Provided text.
▶
Reflections on the shiny surface of the Koons Retrospective.

What the critics aren’t saying.

koons-with-painting-copy

Jeff Koons with his wall-sized painting, “Arousing Curiosity”.

I’ve devoted probably far too much attention to Jeff Koons, rather than devoting my energy to championing the artists that I actually admire. And it is considered a terrible thing to criticize any art, especially conceptual art, because one ends up looking out of touch with the reality of NOW; bitter, resentful, and jealous. In a world where business runs government, and the validity of any argument is measured only against profit, criticism of an artist is seen as an attempt to devalue the art collections of the wealthiest and most influential patrons of the art. For an artist to do so is taboo. A potential gallery might not want to be associated with an outspoken critic of the merchandise they peddle, or that their biggest customers own. There is a fear and reluctance to speak out. But for artists to not do so is to give a cowardly deference to the business paradigm, as opposed to their own visions. Marketers might learn something from pro wrestling: that challenges from one camp to another spark interest and controversy, and this could be good for generating publicity. Fortunately for me, several critics have made mincemeat of the Koons show, and largely spared me having to get into the fray. However, as an artist, I have a different perspective, and there are a couple important factors that the critics, who are writers, left out.

I’ve argued before that Koons makes fashion baubles for the oligarchic class, and that appropriating objects and imagery from popular culture and paying artisans to make extraordinary versions of them leaves precious little for the artist to get his own hands dirty with. It is impossible for Koons to stretch his own imagination to realize his own vision if he restricts himself to reproducing schlock kitsch. And I’ve said that Koons is an art-CEO, taking credit for the work of paid assistants whose level of skill and perfectionism (which he admittedly does not possess himself) is what lends Koons’s work its authority. Those are my own views that I honed myself, but now I see that some critics are saying very similar things.

What the critics said

In the Guardian, Jason Farago wrote:

For an artist who strives so mightily to convince us of his good nature, there’s something truly cruel in his sculptures’ indifference to any audience desire for profundity, complexity, or even adulthood.
◀
Dataset entries.
▶
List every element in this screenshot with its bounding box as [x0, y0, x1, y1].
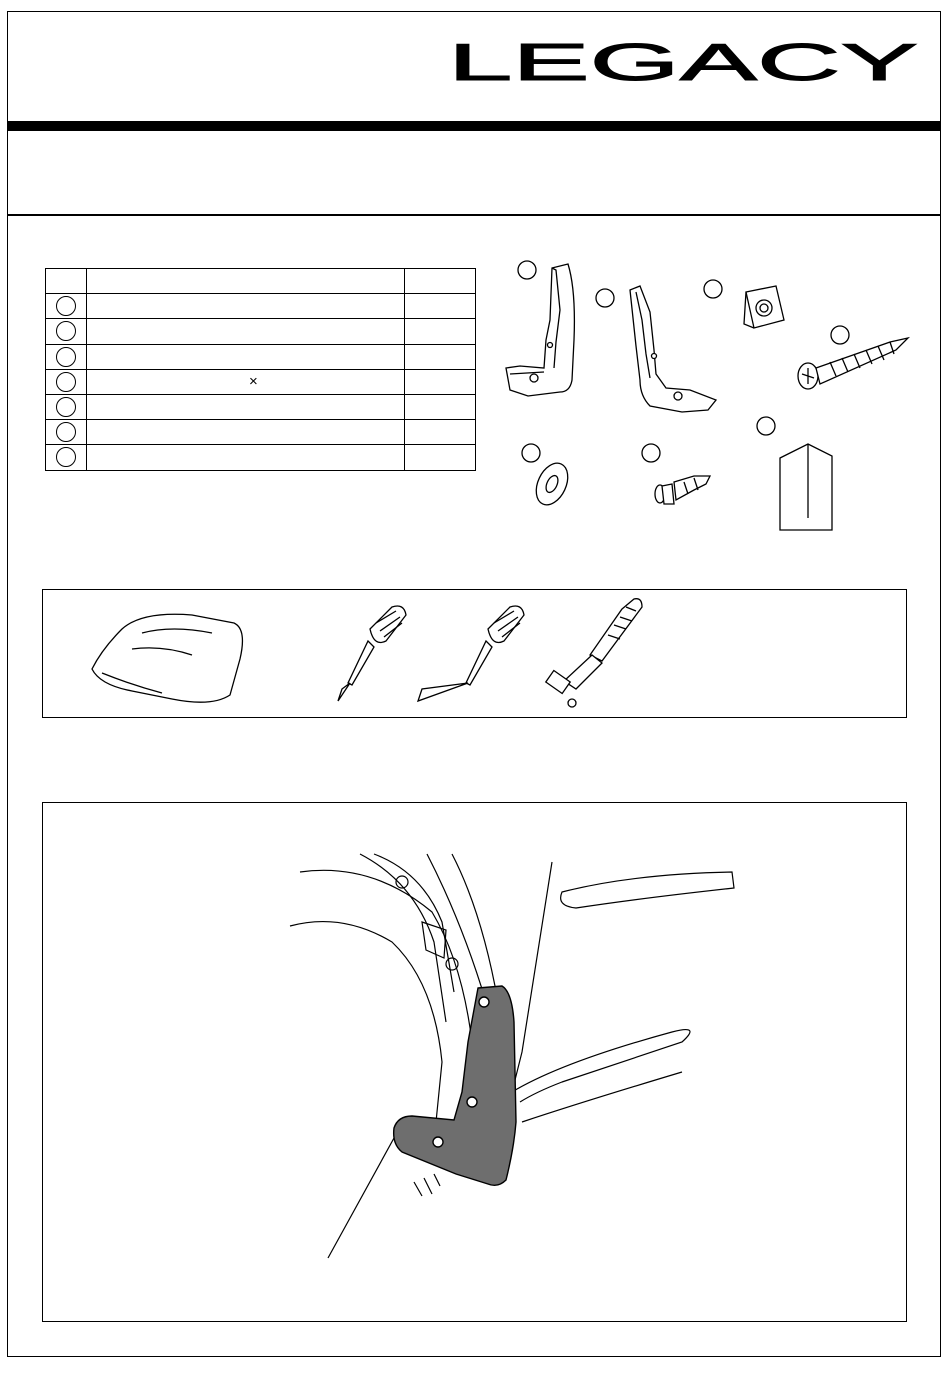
- parts-illustration: [490, 250, 930, 540]
- part-number-badge: [56, 296, 76, 316]
- part-number-badge: [56, 447, 76, 467]
- installation-illustration: [42, 802, 907, 1322]
- table-row: [46, 344, 476, 369]
- callout-circle: [757, 417, 775, 435]
- mud-guard-left-illustration: [506, 261, 574, 396]
- document-subtitle: [30, 140, 910, 200]
- phillips-screwdriver-illustration: [338, 606, 406, 701]
- table-row: [46, 319, 476, 344]
- callout-circle: [596, 289, 614, 307]
- part-number-badge: [56, 321, 76, 341]
- part-qty: [405, 319, 476, 344]
- callout-circle: [518, 261, 536, 279]
- table-row: [46, 445, 476, 470]
- part-qty: [405, 369, 476, 394]
- mud-guard-right-illustration: [596, 286, 716, 412]
- column-header-name: [87, 269, 405, 294]
- part-qty: [405, 344, 476, 369]
- tapping-screw-illustration: [798, 326, 908, 389]
- part-name: [87, 420, 405, 445]
- part-qty: [405, 420, 476, 445]
- part-name: ×: [87, 369, 405, 394]
- socket-wrench-illustration: [546, 599, 642, 707]
- part-name: [87, 344, 405, 369]
- part-name: [87, 445, 405, 470]
- part-number-badge: [56, 347, 76, 367]
- instruction-sheet-illustration: [757, 417, 832, 530]
- washer-illustration: [522, 444, 574, 510]
- parts-table: [45, 268, 476, 471]
- cloth-illustration: [92, 614, 242, 702]
- flat-screwdriver-illustration: [418, 606, 524, 701]
- table-row: [46, 420, 476, 445]
- callout-circle: [642, 444, 660, 462]
- table-header-row: [46, 269, 476, 294]
- table-row: [46, 294, 476, 319]
- clip-nut-illustration: [704, 280, 784, 328]
- callout-circle: [522, 444, 540, 462]
- callout-circle: [704, 280, 722, 298]
- push-clip-illustration: [642, 444, 710, 504]
- table-row: [46, 394, 476, 419]
- part-number-badge: [56, 397, 76, 417]
- part-qty: [405, 294, 476, 319]
- table-row: [46, 369, 476, 394]
- header-divider: [7, 121, 941, 131]
- part-number-badge: [56, 372, 76, 392]
- column-header-no: [46, 269, 87, 294]
- part-name: [87, 394, 405, 419]
- tools-illustration: [42, 589, 907, 718]
- part-qty: [405, 445, 476, 470]
- brand-logo-text: LEGACY: [448, 34, 918, 92]
- callout-circle: [831, 326, 849, 344]
- part-name: [87, 319, 405, 344]
- part-name: [87, 294, 405, 319]
- part-number-badge: [56, 422, 76, 442]
- installed-mud-guard-illustration: [394, 986, 516, 1185]
- section-divider: [7, 214, 941, 216]
- brand-logo: [446, 34, 920, 92]
- column-header-qty: [405, 269, 476, 294]
- part-qty: [405, 394, 476, 419]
◀
Reproduce the entire essay on the Koons retrospective word for word.

Reply.
Reflections on the shiny surface of the Koons Retrospective.

What the critics aren’t saying.

koons-with-painting-copy

Jeff Koons with his wall-sized painting, “Arousing Curiosity”.

I’ve devoted probably far too much attention to Jeff Koons, rather than devoting my energy to championing the artists that I actually admire. And it is considered a terrible thing to criticize any art, especially conceptual art, because one ends up looking out of touch with the reality of NOW; bitter, resentful, and jealous. In a world where business runs government, and the validity of any argument is measured only against profit, criticism of an artist is seen as an attempt to devalue the art collections of the wealthiest and most influential patrons of the art. For an artist to do so is taboo. A potential gallery might not want to be associated with an outspoken critic of the merchandise they peddle, or that their biggest customers own. There is a fear and reluctance to speak out. But for artists to not do so is to give a cowardly deference to the business paradigm, as opposed to their own visions. Marketers might learn something from pro wrestling: that challenges from one camp to another spark interest and controversy, and this could be good for generating publicity. Fortunately for me, several critics have made mincemeat of the Koons show, and largely spared me having to get into the fray. However, as an artist, I have a different perspective, and there are a couple important factors that the critics, who are writers, left out.

I’ve argued before that Koons makes fashion baubles for the oligarchic class, and that appropriating objects and imagery from popular culture and paying artisans to make extraordinary versions of them leaves precious little for the artist to get his own hands dirty with. It is impossible for Koons to stretch his own imagination to realize his own vision if he restricts himself to reproducing schlock kitsch. And I’ve said that Koons is an art-CEO, taking credit for the work of paid assistants whose level of skill and perfectionism (which he admittedly does not possess himself) is what lends Koons’s work its authority. Those are my own views that I honed myself, but now I see that some critics are saying very similar things.

What the critics said

In the Guardian, Jason Farago wrote:

For an artist who strives so mightily to convince us of his good nature, there’s something truly cruel in his sculptures’ indifference to any audience desire for profundity, complexity, or even adulthood.